Extract each line of the data and write it out again exactly.

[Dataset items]
## Begin
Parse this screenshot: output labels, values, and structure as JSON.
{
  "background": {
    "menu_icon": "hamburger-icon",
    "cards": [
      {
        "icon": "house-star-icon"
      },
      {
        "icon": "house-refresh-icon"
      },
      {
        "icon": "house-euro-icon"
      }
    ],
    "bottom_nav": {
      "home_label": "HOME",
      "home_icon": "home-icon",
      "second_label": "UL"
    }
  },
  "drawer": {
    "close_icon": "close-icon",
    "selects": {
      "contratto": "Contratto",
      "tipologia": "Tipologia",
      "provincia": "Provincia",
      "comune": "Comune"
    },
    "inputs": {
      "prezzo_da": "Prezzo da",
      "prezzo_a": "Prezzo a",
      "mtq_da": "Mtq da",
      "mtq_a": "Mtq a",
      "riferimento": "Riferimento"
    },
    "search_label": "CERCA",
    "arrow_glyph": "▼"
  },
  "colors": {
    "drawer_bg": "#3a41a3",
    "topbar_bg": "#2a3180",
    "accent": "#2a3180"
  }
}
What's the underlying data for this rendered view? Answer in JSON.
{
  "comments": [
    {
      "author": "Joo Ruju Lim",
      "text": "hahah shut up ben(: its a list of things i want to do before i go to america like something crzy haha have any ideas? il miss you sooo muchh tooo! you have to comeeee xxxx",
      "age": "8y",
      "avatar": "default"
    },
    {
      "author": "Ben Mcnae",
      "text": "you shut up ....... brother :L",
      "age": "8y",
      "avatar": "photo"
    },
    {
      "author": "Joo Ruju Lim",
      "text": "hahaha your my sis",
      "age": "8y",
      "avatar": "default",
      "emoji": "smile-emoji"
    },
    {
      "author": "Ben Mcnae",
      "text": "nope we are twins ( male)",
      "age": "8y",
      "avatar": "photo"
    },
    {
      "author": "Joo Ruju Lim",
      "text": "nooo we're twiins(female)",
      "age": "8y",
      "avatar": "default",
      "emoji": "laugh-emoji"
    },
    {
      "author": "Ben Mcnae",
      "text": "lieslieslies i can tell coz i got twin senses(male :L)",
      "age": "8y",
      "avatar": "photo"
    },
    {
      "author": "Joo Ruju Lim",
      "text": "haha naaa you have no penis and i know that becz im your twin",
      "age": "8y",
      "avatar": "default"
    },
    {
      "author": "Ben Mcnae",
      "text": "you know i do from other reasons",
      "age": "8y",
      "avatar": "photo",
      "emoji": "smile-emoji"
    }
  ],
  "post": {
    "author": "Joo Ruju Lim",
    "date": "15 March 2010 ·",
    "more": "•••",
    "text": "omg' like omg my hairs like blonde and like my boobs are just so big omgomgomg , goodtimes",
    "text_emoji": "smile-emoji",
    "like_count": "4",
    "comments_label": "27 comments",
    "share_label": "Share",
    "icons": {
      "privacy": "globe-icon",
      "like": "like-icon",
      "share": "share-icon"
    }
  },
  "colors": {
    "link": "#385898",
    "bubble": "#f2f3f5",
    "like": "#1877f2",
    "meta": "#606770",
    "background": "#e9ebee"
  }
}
## End
* **FINAL ANSWER**
Parse this screenshot: output labels, values, and structure as JSON.
{
  "background": {
    "menu_icon": "hamburger-icon",
    "cards": [
      {
        "icon": "house-star-icon"
      },
      {
        "icon": "house-refresh-icon"
      },
      {
        "icon": "house-euro-icon"
      }
    ],
    "bottom_nav": {
      "home_label": "HOME",
      "home_icon": "home-icon",
      "second_label": "UL"
    }
  },
  "drawer": {
    "close_icon": "close-icon",
    "selects": {
      "contratto": "Contratto",
      "tipologia": "Tipologia",
      "provincia": "Provincia",
      "comune": "Comune"
    },
    "inputs": {
      "prezzo_da": "Prezzo da",
      "prezzo_a": "Prezzo a",
      "mtq_da": "Mtq da",
      "mtq_a": "Mtq a",
      "riferimento": "Riferimento"
    },
    "search_label": "CERCA",
    "arrow_glyph": "▼"
  },
  "colors": {
    "drawer_bg": "#3a41a3",
    "topbar_bg": "#2a3180",
    "accent": "#2a3180"
  }
}
What's the underlying data for this rendered view? Answer in JSON.
{
  "comments": [
    {
      "author": "Joo Ruju Lim",
      "text": "hahah shut up ben(: its a list of things i want to do before i go to america like something crzy haha have any ideas? il miss you sooo muchh tooo! you have to comeeee xxxx",
      "age": "8y",
      "avatar": "default"
    },
    {
      "author": "Ben Mcnae",
      "text": "you shut up ....... brother :L",
      "age": "8y",
      "avatar": "photo"
    },
    {
      "author": "Joo Ruju Lim",
      "text": "hahaha your my sis",
      "age": "8y",
      "avatar": "default",
      "emoji": "smile-emoji"
    },
    {
      "author": "Ben Mcnae",
      "text": "nope we are twins ( male)",
      "age": "8y",
      "avatar": "photo"
    },
    {
      "author": "Joo Ruju Lim",
      "text": "nooo we're twiins(female)",
      "age": "8y",
      "avatar": "default",
      "emoji": "laugh-emoji"
    },
    {
      "author": "Ben Mcnae",
      "text": "lieslieslies i can tell coz i got twin senses(male :L)",
      "age": "8y",
      "avatar": "photo"
    },
    {
      "author": "Joo Ruju Lim",
      "text": "haha naaa you have no penis and i know that becz im your twin",
      "age": "8y",
      "avatar": "default"
    },
    {
      "author": "Ben Mcnae",
      "text": "you know i do from other reasons",
      "age": "8y",
      "avatar": "photo",
      "emoji": "smile-emoji"
    }
  ],
  "post": {
    "author": "Joo Ruju Lim",
    "date": "15 March 2010 ·",
    "more": "•••",
    "text": "omg' like omg my hairs like blonde and like my boobs are just so big omgomgomg , goodtimes",
    "text_emoji": "smile-emoji",
    "like_count": "4",
    "comments_label": "27 comments",
    "share_label": "Share",
    "icons": {
      "privacy": "globe-icon",
      "like": "like-icon",
      "share": "share-icon"
    }
  },
  "colors": {
    "link": "#385898",
    "bubble": "#f2f3f5",
    "like": "#1877f2",
    "meta": "#606770",
    "background": "#e9ebee"
  }
}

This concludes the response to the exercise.